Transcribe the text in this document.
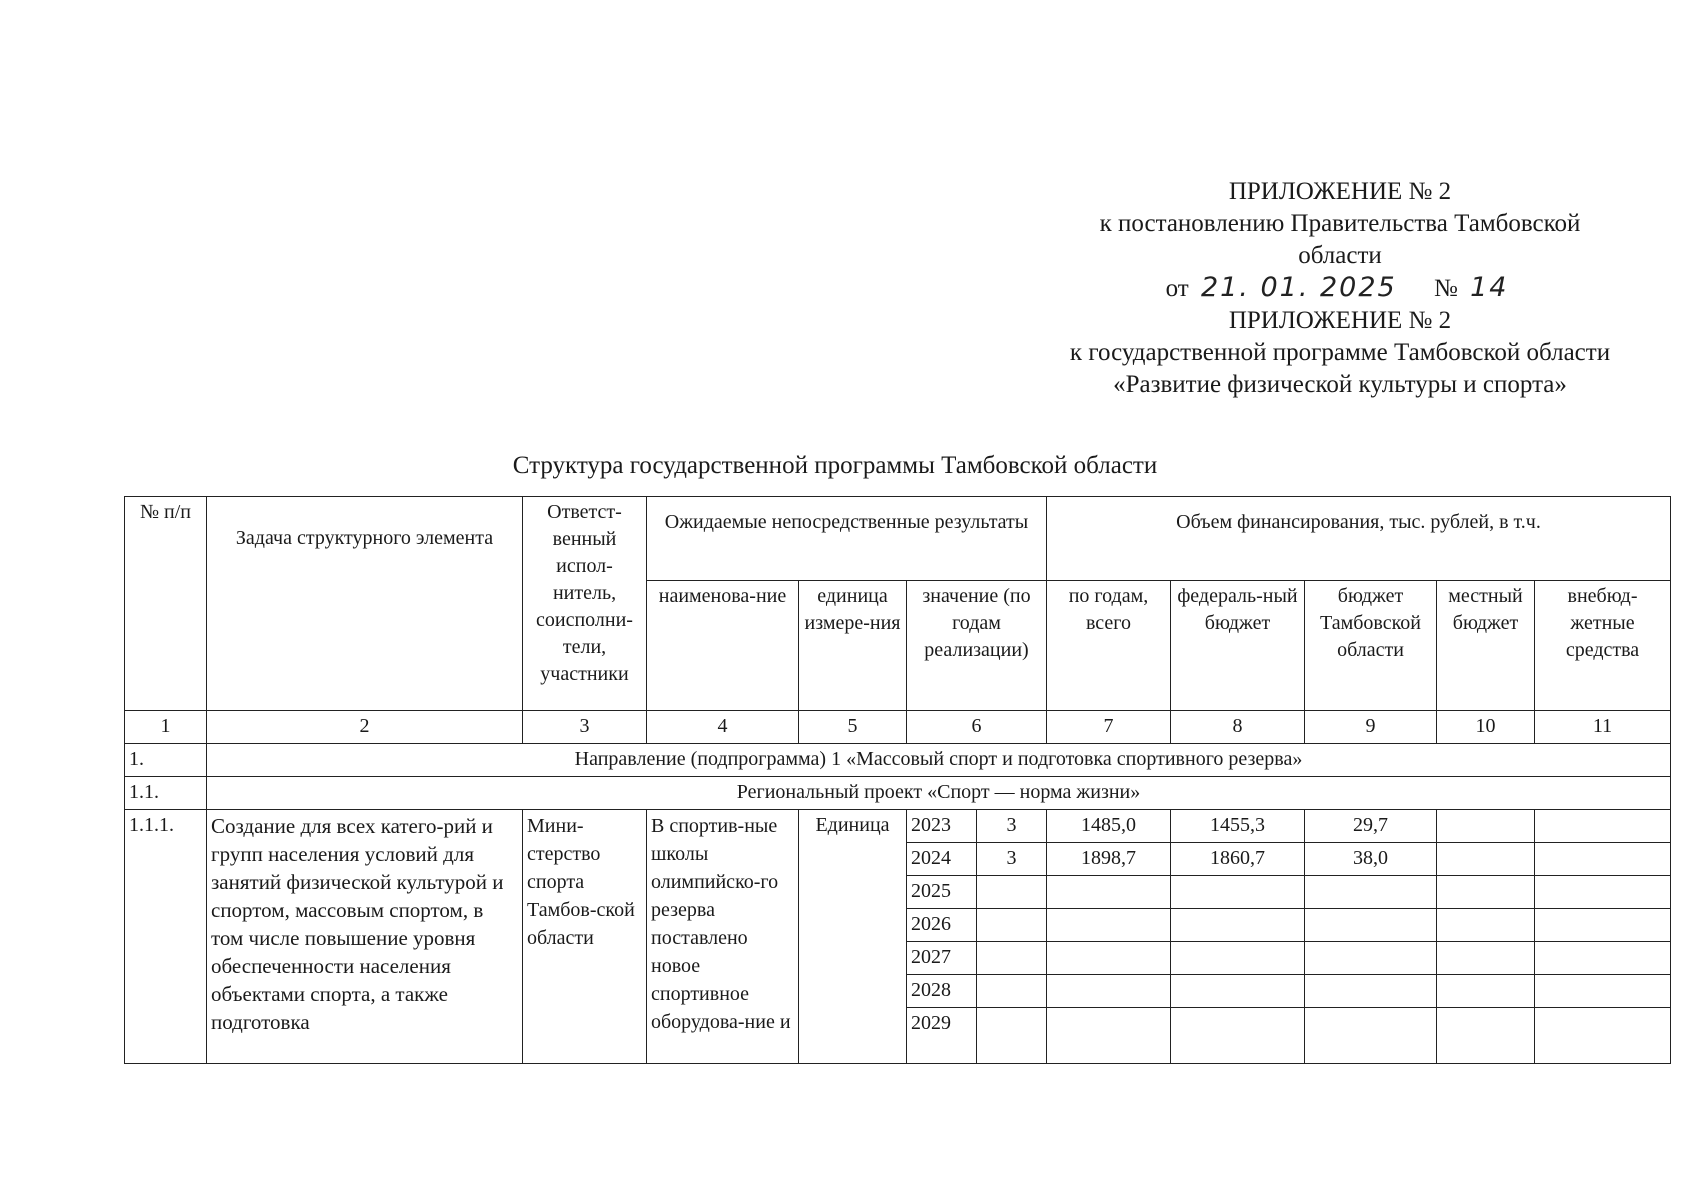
ПРИЛОЖЕНИЕ № 2
к постановлению Правительства Тамбовской области
от 21. 01. 2025 № 14
ПРИЛОЖЕНИЕ № 2
к государственной программе Тамбовской области
«Развитие физической культуры и спорта»
Структура государственной программы Тамбовской области
№ п/п	Задача структурного элемента	Ответст-венный испол-нитель, соисполни-тели, участники	Ожидаемые непосредственные результаты				Объем финансирования, тыс. рублей, в т.ч.				
			наименова-ние	единица измере-ния	значение (по годам реализации)		по годам, всего	федераль-ный бюджет	бюджет Тамбовской области	местный бюджет	внебюд-жетные средства
1	2	3	4	5	6		7	8	9	10	11
1.	Направление (подпрограмма) 1 «Массовый спорт и подготовка спортивного резерва»										
1.1.	Региональный проект «Спорт — норма жизни»										
1.1.1.	Создание для всех катего-рий и групп населения условий для занятий физической культурой и спортом, массовым спортом, в том числе повышение уровня обеспеченности населения объектами спорта, а также подготовка	Мини-стерство спорта Тамбов-ской области	В спортив-ные школы олимпийско-го резерва поставлено новое спортивное оборудова-ние и	Единица	2023	3	1485,0	1455,3	29,7		
					2024	3	1898,7	1860,7	38,0		
					2025						
					2026						
					2027						
					2028						
					2029						
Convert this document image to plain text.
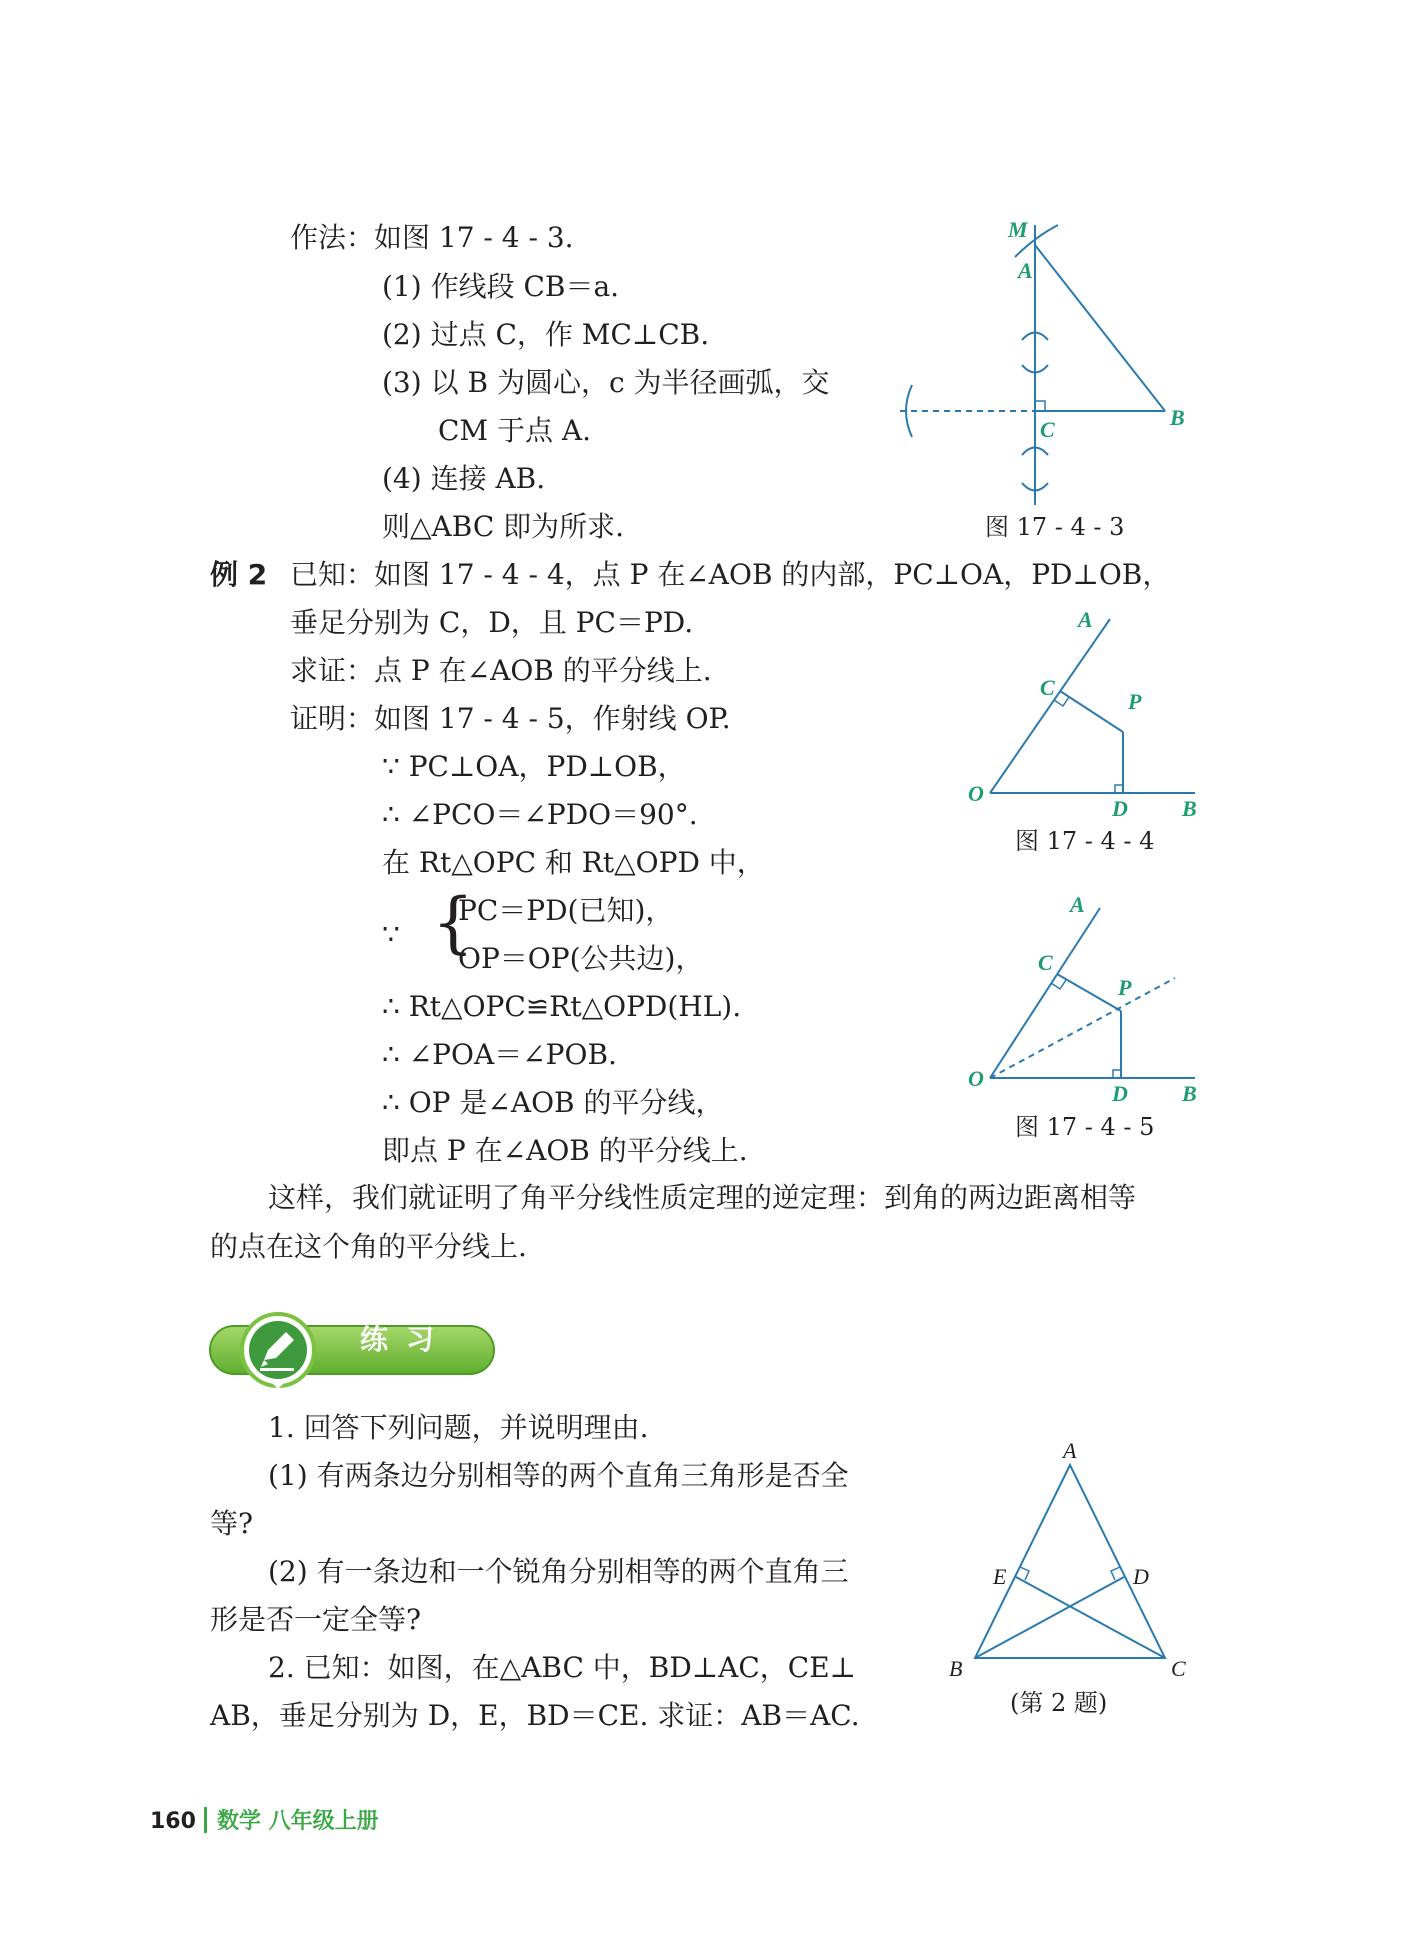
作法：如图 17 - 4 - 3.
(1) 作线段 CB＝a.
(2) 过点 C，作 MC⊥CB.
(3) 以 B 为圆心，c 为半径画弧，交
CM 于点 A.
(4) 连接 AB.
则△ABC 即为所求.
M
A
C	B
图 17 - 4 - 3
例 2 已知：如图 17 - 4 - 4，点 P 在∠AOB 的内部，PC⊥OA，PD⊥OB，
垂足分别为 C，D，且 PC＝PD.
求证：点 P 在∠AOB 的平分线上.
证明：如图 17 - 4 - 5，作射线 OP.
∵ PC⊥OA，PD⊥OB，
∴ ∠PCO＝∠PDO＝90°.
在 Rt△OPC 和 Rt△OPD 中，
∵ {
PC＝PD(已知)，
OP＝OP(公共边)，
∴ Rt△OPC≌Rt△OPD(HL).
∴ ∠POA＝∠POB.
∴ OP 是∠AOB 的平分线，
即点 P 在∠AOB 的平分线上.
A
C
P
O
D B
图 17 - 4 - 4
A
C
P
O
D B
图 17 - 4 - 5
这样，我们就证明了角平分线性质定理的逆定理：到角的两边距离相等
的点在这个角的平分线上.
练习
1. 回答下列问题，并说明理由.
(1) 有两条边分别相等的两个直角三角形是否全
等?
(2) 有一条边和一个锐角分别相等的两个直角三
形是否一定全等?
2. 已知：如图，在△ABC 中，BD⊥AC，CE⊥
AB，垂足分别为 D，E，BD＝CE. 求证：AB＝AC.
A
E	D
B	C
(第 2 题)
160 数学 八年级上册
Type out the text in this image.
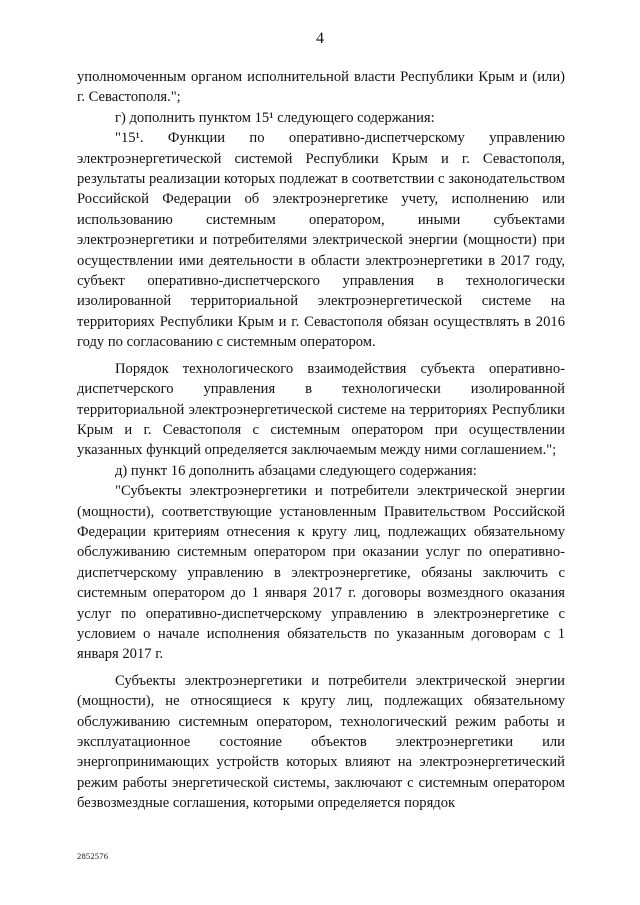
4

уполномоченным органом исполнительной власти Республики Крым и (или) г. Севастополя.";

г) дополнить пунктом 15¹ следующего содержания:

"15¹. Функции по оперативно-диспетчерскому управлению электроэнергетической системой Республики Крым и г. Севастополя, результаты реализации которых подлежат в соответствии с законодательством Российской Федерации об электроэнергетике учету, исполнению или использованию системным оператором, иными субъектами электроэнергетики и потребителями электрической энергии (мощности) при осуществлении ими деятельности в области электроэнергетики в 2017 году, субъект оперативно-диспетчерского управления в технологически изолированной территориальной электроэнергетической системе на территориях Республики Крым и г. Севастополя обязан осуществлять в 2016 году по согласованию с системным оператором.

Порядок технологического взаимодействия субъекта оперативно-диспетчерского управления в технологически изолированной территориальной электроэнергетической системе на территориях Республики Крым и г. Севастополя с системным оператором при осуществлении указанных функций определяется заключаемым между ними соглашением.";

д) пункт 16 дополнить абзацами следующего содержания:

"Субъекты электроэнергетики и потребители электрической энергии (мощности), соответствующие установленным Правительством Российской Федерации критериям отнесения к кругу лиц, подлежащих обязательному обслуживанию системным оператором при оказании услуг по оперативно-диспетчерскому управлению в электроэнергетике, обязаны заключить с системным оператором до 1 января 2017 г. договоры возмездного оказания услуг по оперативно-диспетчерскому управлению в электроэнергетике с условием о начале исполнения обязательств по указанным договорам с 1 января 2017 г.

Субъекты электроэнергетики и потребители электрической энергии (мощности), не относящиеся к кругу лиц, подлежащих обязательному обслуживанию системным оператором, технологический режим работы и эксплуатационное состояние объектов электроэнергетики или энергопринимающих устройств которых влияют на электроэнергетический режим работы энергетической системы, заключают с системным оператором безвозмездные соглашения, которыми определяется порядок

2852576
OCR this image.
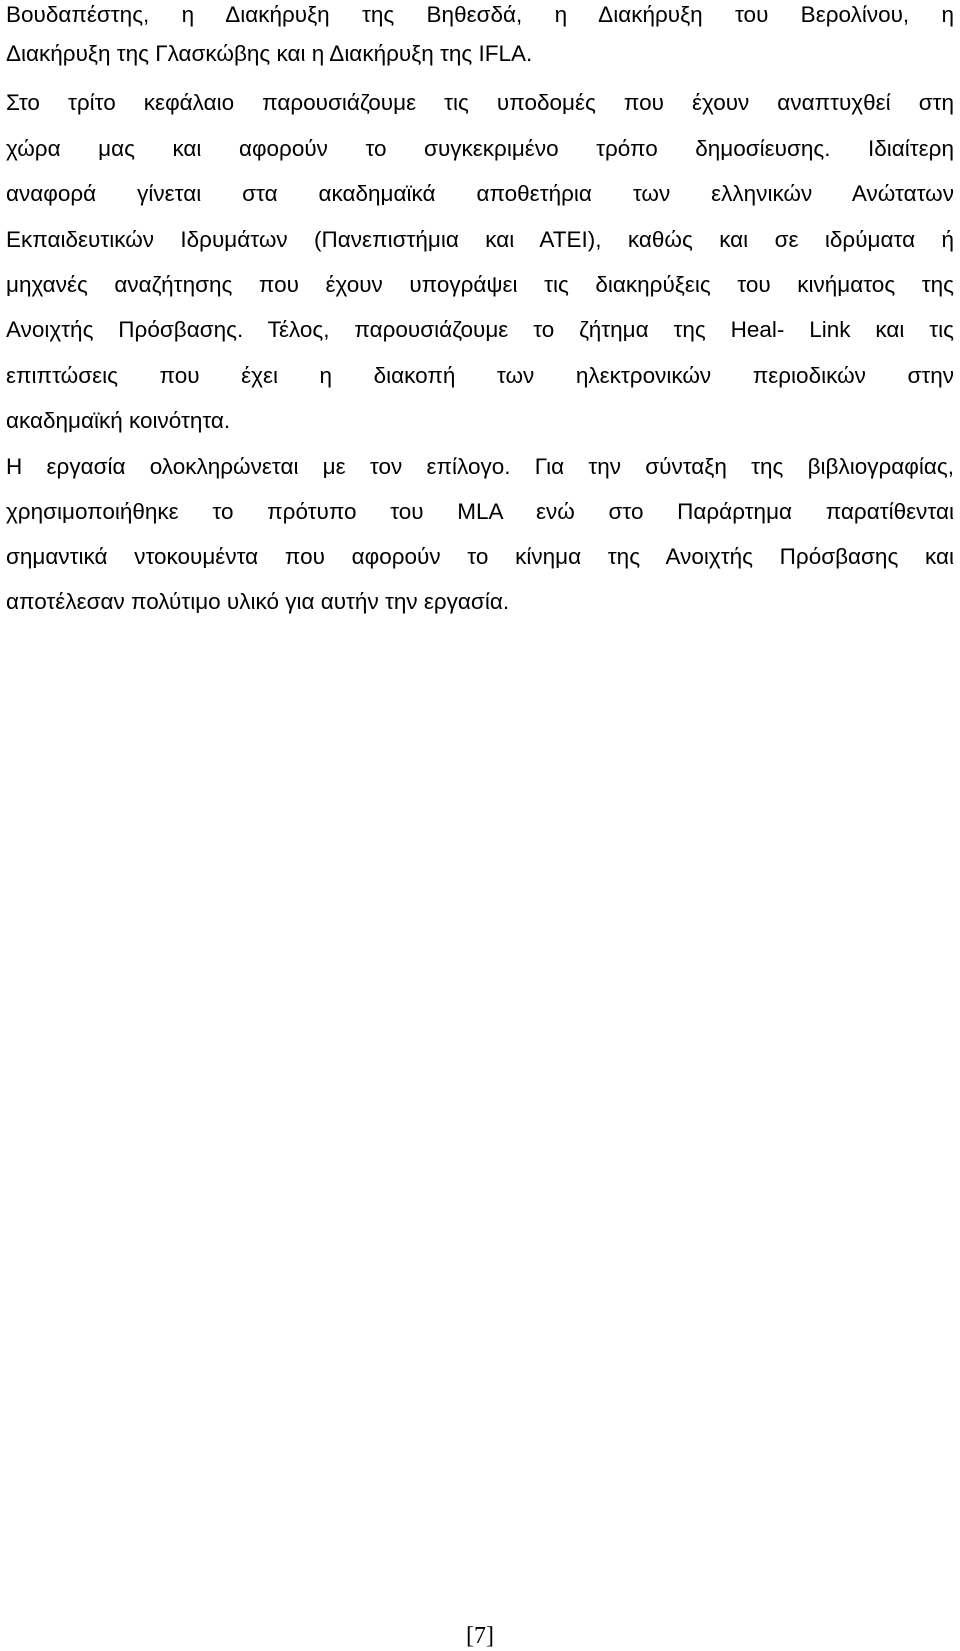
Βουδαπέστης, η Διακήρυξη της Βηθεσδά, η Διακήρυξη του Βερολίνου, η
Διακήρυξη της Γλασκώβης και η Διακήρυξη της IFLA.
Στο τρίτο κεφάλαιο παρουσιάζουμε τις υποδομές που έχουν αναπτυχθεί στη
χώρα μας και αφορούν το συγκεκριμένο τρόπο δημοσίευσης. Ιδιαίτερη
αναφορά γίνεται στα ακαδημαϊκά αποθετήρια των ελληνικών Ανώτατων
Εκπαιδευτικών Ιδρυμάτων (Πανεπιστήμια και ΑΤΕΙ), καθώς και σε ιδρύματα ή
μηχανές αναζήτησης που έχουν υπογράψει τις διακηρύξεις του κινήματος της
Ανοιχτής Πρόσβασης. Τέλος, παρουσιάζουμε το ζήτημα της Heal- Link και τις
επιπτώσεις που έχει η διακοπή των ηλεκτρονικών περιοδικών στην
ακαδημαϊκή κοινότητα.
Η εργασία ολοκληρώνεται με τον επίλογο. Για την σύνταξη της βιβλιογραφίας,
χρησιμοποιήθηκε το πρότυπο του MLA ενώ στο Παράρτημα παρατίθενται
σημαντικά ντοκουμέντα που αφορούν το κίνημα της Ανοιχτής Πρόσβασης και
αποτέλεσαν πολύτιμο υλικό για αυτήν την εργασία.
[7]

* WHAT TO WORK ON
Report only the number of lines that hold the string "image" in this listing.

* WRITTEN ANSWER
3